GIVEN TASK -> Where a line in the listing contains the string "其形状和大小都不会发生改变", copy that line out.

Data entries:
● ● ●
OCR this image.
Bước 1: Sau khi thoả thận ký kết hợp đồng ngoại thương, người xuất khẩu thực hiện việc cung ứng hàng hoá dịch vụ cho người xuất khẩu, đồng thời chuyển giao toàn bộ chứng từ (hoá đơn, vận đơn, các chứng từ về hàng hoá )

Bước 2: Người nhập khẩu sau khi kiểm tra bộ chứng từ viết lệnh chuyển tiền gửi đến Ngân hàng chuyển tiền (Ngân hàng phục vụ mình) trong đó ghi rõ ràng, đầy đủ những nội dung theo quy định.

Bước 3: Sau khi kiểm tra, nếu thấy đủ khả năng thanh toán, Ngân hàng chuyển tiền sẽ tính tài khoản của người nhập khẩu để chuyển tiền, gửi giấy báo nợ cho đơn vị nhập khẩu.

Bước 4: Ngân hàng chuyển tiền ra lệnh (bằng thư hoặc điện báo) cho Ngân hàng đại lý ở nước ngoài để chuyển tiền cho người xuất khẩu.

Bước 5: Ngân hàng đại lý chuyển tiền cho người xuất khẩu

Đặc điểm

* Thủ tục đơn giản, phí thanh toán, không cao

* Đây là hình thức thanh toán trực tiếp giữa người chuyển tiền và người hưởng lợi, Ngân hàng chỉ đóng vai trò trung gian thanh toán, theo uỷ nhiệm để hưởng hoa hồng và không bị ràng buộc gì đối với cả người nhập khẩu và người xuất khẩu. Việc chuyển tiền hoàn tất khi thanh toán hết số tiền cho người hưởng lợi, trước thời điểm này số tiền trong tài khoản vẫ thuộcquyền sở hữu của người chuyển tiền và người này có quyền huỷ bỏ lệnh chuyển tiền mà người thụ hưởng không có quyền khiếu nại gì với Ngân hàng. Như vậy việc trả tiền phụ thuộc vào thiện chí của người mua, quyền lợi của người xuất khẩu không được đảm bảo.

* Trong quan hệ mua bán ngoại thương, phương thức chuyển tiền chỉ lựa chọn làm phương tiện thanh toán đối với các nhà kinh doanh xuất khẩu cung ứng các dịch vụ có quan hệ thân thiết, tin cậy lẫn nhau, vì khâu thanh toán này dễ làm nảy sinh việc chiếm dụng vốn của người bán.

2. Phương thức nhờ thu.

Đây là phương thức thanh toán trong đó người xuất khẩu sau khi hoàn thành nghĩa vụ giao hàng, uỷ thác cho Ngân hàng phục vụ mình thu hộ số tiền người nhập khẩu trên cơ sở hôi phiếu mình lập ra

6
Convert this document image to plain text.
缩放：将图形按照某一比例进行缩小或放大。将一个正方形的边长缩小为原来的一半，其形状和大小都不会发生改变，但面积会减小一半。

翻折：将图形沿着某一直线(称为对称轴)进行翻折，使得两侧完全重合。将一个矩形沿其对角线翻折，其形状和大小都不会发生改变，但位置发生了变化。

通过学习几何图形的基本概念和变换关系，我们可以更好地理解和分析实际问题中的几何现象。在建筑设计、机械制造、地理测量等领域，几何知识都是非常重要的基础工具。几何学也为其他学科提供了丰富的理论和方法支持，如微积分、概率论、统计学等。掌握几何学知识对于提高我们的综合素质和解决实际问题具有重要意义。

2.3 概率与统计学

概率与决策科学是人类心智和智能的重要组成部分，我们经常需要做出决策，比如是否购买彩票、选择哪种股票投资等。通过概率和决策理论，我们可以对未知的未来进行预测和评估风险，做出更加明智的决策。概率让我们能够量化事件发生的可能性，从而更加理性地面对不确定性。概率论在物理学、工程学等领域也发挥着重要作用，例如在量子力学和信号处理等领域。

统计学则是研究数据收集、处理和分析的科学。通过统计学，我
● ● ●
FULL ANSWER ->
缩放：将图形按照某一比例进行缩小或放大。将一个正方形的边长缩小为原来的一半，其形状和大小都不会发生改变，但面积会减小一半。
翻折：将图形沿着某一直线(称为对称轴)进行翻折，使得两侧完全重合。将一个矩形沿其对角线翻折，其形状和大小都不会发生改变，但位置发生了变化。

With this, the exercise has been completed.